AIM: Pick out all lines with the word "icon" from the records that follow.

ENTRIES SHOWN:
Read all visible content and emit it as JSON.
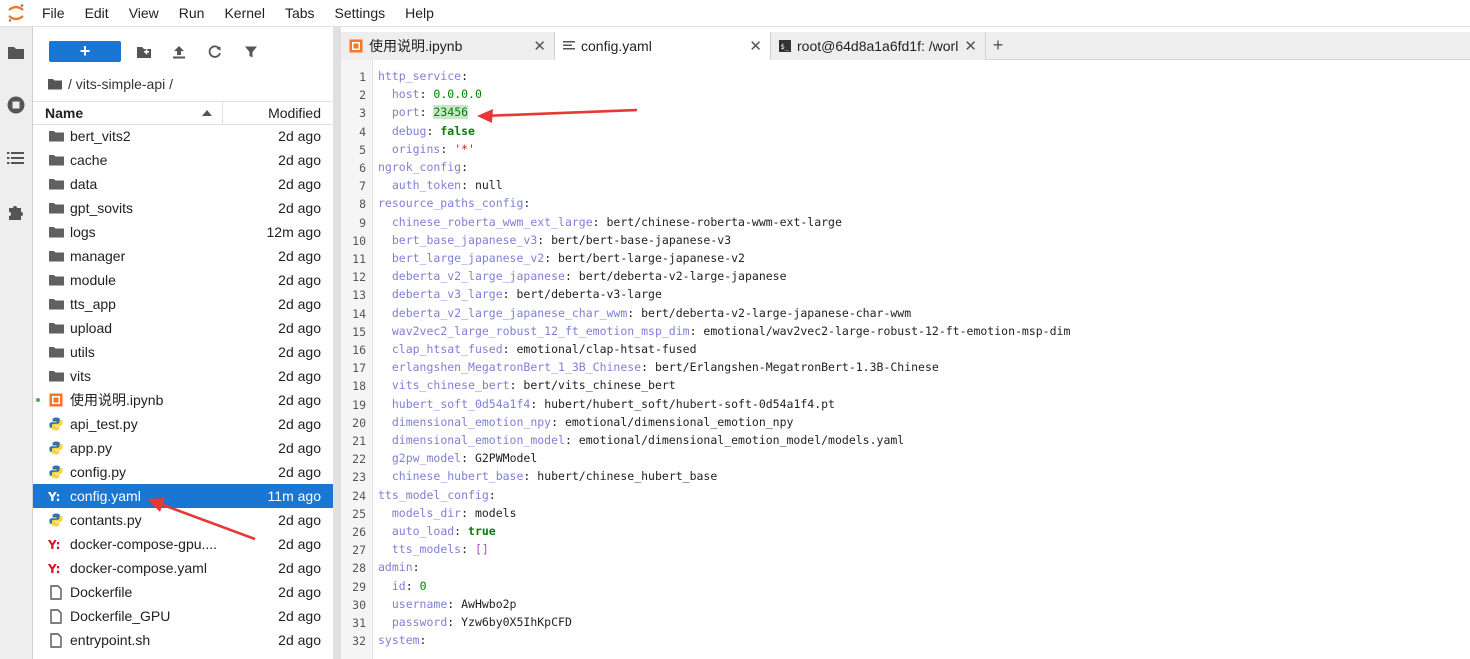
{
  "menubar": {
    "items": [
      "File",
      "Edit",
      "View",
      "Run",
      "Kernel",
      "Tabs",
      "Settings",
      "Help"
    ]
  },
  "filebrowser": {
    "new_label": "+",
    "breadcrumb": "/ vits-simple-api /",
    "header": {
      "name": "Name",
      "modified": "Modified"
    },
    "files": [
      {
        "name": "bert_vits2",
        "modified": "2d ago",
        "type": "folder"
      },
      {
        "name": "cache",
        "modified": "2d ago",
        "type": "folder"
      },
      {
        "name": "data",
        "modified": "2d ago",
        "type": "folder"
      },
      {
        "name": "gpt_sovits",
        "modified": "2d ago",
        "type": "folder"
      },
      {
        "name": "logs",
        "modified": "12m ago",
        "type": "folder"
      },
      {
        "name": "manager",
        "modified": "2d ago",
        "type": "folder"
      },
      {
        "name": "module",
        "modified": "2d ago",
        "type": "folder"
      },
      {
        "name": "tts_app",
        "modified": "2d ago",
        "type": "folder"
      },
      {
        "name": "upload",
        "modified": "2d ago",
        "type": "folder"
      },
      {
        "name": "utils",
        "modified": "2d ago",
        "type": "folder"
      },
      {
        "name": "vits",
        "modified": "2d ago",
        "type": "folder"
      },
      {
        "name": "使用说明.ipynb",
        "modified": "2d ago",
        "type": "notebook",
        "running": true
      },
      {
        "name": "api_test.py",
        "modified": "2d ago",
        "type": "python"
      },
      {
        "name": "app.py",
        "modified": "2d ago",
        "type": "python"
      },
      {
        "name": "config.py",
        "modified": "2d ago",
        "type": "python"
      },
      {
        "name": "config.yaml",
        "modified": "11m ago",
        "type": "yaml",
        "selected": true
      },
      {
        "name": "contants.py",
        "modified": "2d ago",
        "type": "python"
      },
      {
        "name": "docker-compose-gpu....",
        "modified": "2d ago",
        "type": "yaml"
      },
      {
        "name": "docker-compose.yaml",
        "modified": "2d ago",
        "type": "yaml"
      },
      {
        "name": "Dockerfile",
        "modified": "2d ago",
        "type": "file"
      },
      {
        "name": "Dockerfile_GPU",
        "modified": "2d ago",
        "type": "file"
      },
      {
        "name": "entrypoint.sh",
        "modified": "2d ago",
        "type": "file"
      }
    ]
  },
  "tabs": [
    {
      "label": "使用说明.ipynb",
      "icon": "notebook-icon",
      "active": false
    },
    {
      "label": "config.yaml",
      "icon": "text-file-icon",
      "active": true
    },
    {
      "label": "root@64d8a1a6fd1f: /worl",
      "icon": "terminal-icon",
      "active": false
    }
  ],
  "editor": {
    "lines": [
      [
        [
          "k",
          "http_service"
        ],
        [
          "v",
          ":"
        ]
      ],
      [
        [
          "v",
          "  "
        ],
        [
          "k",
          "host"
        ],
        [
          "v",
          ": "
        ],
        [
          "num",
          "0.0.0.0"
        ]
      ],
      [
        [
          "v",
          "  "
        ],
        [
          "k",
          "port"
        ],
        [
          "v",
          ": "
        ],
        [
          "numhl",
          "23456"
        ]
      ],
      [
        [
          "v",
          "  "
        ],
        [
          "k",
          "debug"
        ],
        [
          "v",
          ": "
        ],
        [
          "bool",
          "false"
        ]
      ],
      [
        [
          "v",
          "  "
        ],
        [
          "k",
          "origins"
        ],
        [
          "v",
          ": "
        ],
        [
          "str",
          "'*'"
        ]
      ],
      [
        [
          "k",
          "ngrok_config"
        ],
        [
          "v",
          ":"
        ]
      ],
      [
        [
          "v",
          "  "
        ],
        [
          "k",
          "auth_token"
        ],
        [
          "v",
          ": null"
        ]
      ],
      [
        [
          "k",
          "resource_paths_config"
        ],
        [
          "v",
          ":"
        ]
      ],
      [
        [
          "v",
          "  "
        ],
        [
          "k",
          "chinese_roberta_wwm_ext_large"
        ],
        [
          "v",
          ": bert/chinese-roberta-wwm-ext-large"
        ]
      ],
      [
        [
          "v",
          "  "
        ],
        [
          "k",
          "bert_base_japanese_v3"
        ],
        [
          "v",
          ": bert/bert-base-japanese-v3"
        ]
      ],
      [
        [
          "v",
          "  "
        ],
        [
          "k",
          "bert_large_japanese_v2"
        ],
        [
          "v",
          ": bert/bert-large-japanese-v2"
        ]
      ],
      [
        [
          "v",
          "  "
        ],
        [
          "k",
          "deberta_v2_large_japanese"
        ],
        [
          "v",
          ": bert/deberta-v2-large-japanese"
        ]
      ],
      [
        [
          "v",
          "  "
        ],
        [
          "k",
          "deberta_v3_large"
        ],
        [
          "v",
          ": bert/deberta-v3-large"
        ]
      ],
      [
        [
          "v",
          "  "
        ],
        [
          "k",
          "deberta_v2_large_japanese_char_wwm"
        ],
        [
          "v",
          ": bert/deberta-v2-large-japanese-char-wwm"
        ]
      ],
      [
        [
          "v",
          "  "
        ],
        [
          "k",
          "wav2vec2_large_robust_12_ft_emotion_msp_dim"
        ],
        [
          "v",
          ": emotional/wav2vec2-large-robust-12-ft-emotion-msp-dim"
        ]
      ],
      [
        [
          "v",
          "  "
        ],
        [
          "k",
          "clap_htsat_fused"
        ],
        [
          "v",
          ": emotional/clap-htsat-fused"
        ]
      ],
      [
        [
          "v",
          "  "
        ],
        [
          "k",
          "erlangshen_MegatronBert_1_3B_Chinese"
        ],
        [
          "v",
          ": bert/Erlangshen-MegatronBert-1.3B-Chinese"
        ]
      ],
      [
        [
          "v",
          "  "
        ],
        [
          "k",
          "vits_chinese_bert"
        ],
        [
          "v",
          ": bert/vits_chinese_bert"
        ]
      ],
      [
        [
          "v",
          "  "
        ],
        [
          "k",
          "hubert_soft_0d54a1f4"
        ],
        [
          "v",
          ": hubert/hubert_soft/hubert-soft-0d54a1f4.pt"
        ]
      ],
      [
        [
          "v",
          "  "
        ],
        [
          "k",
          "dimensional_emotion_npy"
        ],
        [
          "v",
          ": emotional/dimensional_emotion_npy"
        ]
      ],
      [
        [
          "v",
          "  "
        ],
        [
          "k",
          "dimensional_emotion_model"
        ],
        [
          "v",
          ": emotional/dimensional_emotion_model/models.yaml"
        ]
      ],
      [
        [
          "v",
          "  "
        ],
        [
          "k",
          "g2pw_model"
        ],
        [
          "v",
          ": G2PWModel"
        ]
      ],
      [
        [
          "v",
          "  "
        ],
        [
          "k",
          "chinese_hubert_base"
        ],
        [
          "v",
          ": hubert/chinese_hubert_base"
        ]
      ],
      [
        [
          "k",
          "tts_model_config"
        ],
        [
          "v",
          ":"
        ]
      ],
      [
        [
          "v",
          "  "
        ],
        [
          "k",
          "models_dir"
        ],
        [
          "v",
          ": models"
        ]
      ],
      [
        [
          "v",
          "  "
        ],
        [
          "k",
          "auto_load"
        ],
        [
          "v",
          ": "
        ],
        [
          "bool",
          "true"
        ]
      ],
      [
        [
          "v",
          "  "
        ],
        [
          "k",
          "tts_models"
        ],
        [
          "v",
          ": "
        ],
        [
          "brk",
          "[]"
        ]
      ],
      [
        [
          "k",
          "admin"
        ],
        [
          "v",
          ":"
        ]
      ],
      [
        [
          "v",
          "  "
        ],
        [
          "k",
          "id"
        ],
        [
          "v",
          ": "
        ],
        [
          "num",
          "0"
        ]
      ],
      [
        [
          "v",
          "  "
        ],
        [
          "k",
          "username"
        ],
        [
          "v",
          ": AwHwbo2p"
        ]
      ],
      [
        [
          "v",
          "  "
        ],
        [
          "k",
          "password"
        ],
        [
          "v",
          ": Yzw6by0X5IhKpCFD"
        ]
      ],
      [
        [
          "k",
          "system"
        ],
        [
          "v",
          ":"
        ]
      ]
    ]
  }
}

THE COMPLETED TASK:
      "icon": "notebook-icon",
      "icon": "text-file-icon",
      "icon": "terminal-icon",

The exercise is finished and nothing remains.